**Task details:**
Search the material and gather each line with "swear" in it.

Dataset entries
☆ ☆ ☆ ☆ ☆

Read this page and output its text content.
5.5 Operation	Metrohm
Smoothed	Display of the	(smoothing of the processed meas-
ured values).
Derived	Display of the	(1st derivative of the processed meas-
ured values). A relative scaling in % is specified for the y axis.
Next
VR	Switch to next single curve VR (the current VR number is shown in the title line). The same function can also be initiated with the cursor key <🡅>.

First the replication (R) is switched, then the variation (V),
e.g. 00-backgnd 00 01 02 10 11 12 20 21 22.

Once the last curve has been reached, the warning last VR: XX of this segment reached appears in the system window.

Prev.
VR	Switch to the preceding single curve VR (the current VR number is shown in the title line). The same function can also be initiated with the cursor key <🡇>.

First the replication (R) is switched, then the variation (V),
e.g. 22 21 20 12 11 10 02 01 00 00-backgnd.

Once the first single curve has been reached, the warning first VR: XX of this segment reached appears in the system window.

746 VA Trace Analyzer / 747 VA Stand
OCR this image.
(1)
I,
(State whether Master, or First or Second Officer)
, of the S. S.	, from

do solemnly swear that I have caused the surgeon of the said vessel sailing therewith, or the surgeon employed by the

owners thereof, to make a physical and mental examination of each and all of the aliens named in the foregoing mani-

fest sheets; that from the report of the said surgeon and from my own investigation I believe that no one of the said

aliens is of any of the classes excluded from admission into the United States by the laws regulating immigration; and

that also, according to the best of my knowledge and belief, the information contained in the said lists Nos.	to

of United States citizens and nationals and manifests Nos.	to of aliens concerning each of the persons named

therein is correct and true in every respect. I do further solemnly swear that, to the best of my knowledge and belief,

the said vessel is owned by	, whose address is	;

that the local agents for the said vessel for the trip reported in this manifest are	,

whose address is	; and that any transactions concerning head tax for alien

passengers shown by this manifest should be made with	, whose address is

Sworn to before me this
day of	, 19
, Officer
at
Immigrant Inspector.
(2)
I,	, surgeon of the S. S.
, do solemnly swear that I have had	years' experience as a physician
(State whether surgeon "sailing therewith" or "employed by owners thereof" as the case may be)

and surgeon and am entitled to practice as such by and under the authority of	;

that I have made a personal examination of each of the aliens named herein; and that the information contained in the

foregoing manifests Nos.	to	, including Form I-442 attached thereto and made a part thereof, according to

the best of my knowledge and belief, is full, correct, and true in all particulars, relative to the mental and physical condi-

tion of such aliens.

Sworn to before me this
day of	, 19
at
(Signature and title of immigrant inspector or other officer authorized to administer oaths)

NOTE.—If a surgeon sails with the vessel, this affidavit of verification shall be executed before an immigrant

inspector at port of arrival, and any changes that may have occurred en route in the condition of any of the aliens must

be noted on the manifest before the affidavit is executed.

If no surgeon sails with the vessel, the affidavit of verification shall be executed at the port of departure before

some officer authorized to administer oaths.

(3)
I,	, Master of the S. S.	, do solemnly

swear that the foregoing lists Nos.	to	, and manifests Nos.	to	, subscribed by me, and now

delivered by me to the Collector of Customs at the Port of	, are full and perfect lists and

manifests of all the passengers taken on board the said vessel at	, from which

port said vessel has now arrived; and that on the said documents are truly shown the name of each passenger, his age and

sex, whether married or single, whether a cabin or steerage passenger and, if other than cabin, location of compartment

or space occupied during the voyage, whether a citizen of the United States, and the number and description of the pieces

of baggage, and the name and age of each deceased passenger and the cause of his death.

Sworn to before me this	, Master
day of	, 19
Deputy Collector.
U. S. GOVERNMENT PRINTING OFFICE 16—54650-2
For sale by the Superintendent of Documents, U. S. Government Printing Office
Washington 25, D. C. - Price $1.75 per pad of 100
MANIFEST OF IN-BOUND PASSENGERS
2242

☆ ☆ ☆ ☆ ☆

**Expected output:**
do solemnly swear that I have caused the surgeon of the said vessel sailing therewith, or the surgeon employed by the
therein is correct and true in every respect. I do further solemnly swear that, to the best of my knowledge and belief,
, do solemnly swear that I have had	years' experience as a physician
swear that the foregoing lists Nos.	to	, and manifests Nos.	to	, subscribed by me, and now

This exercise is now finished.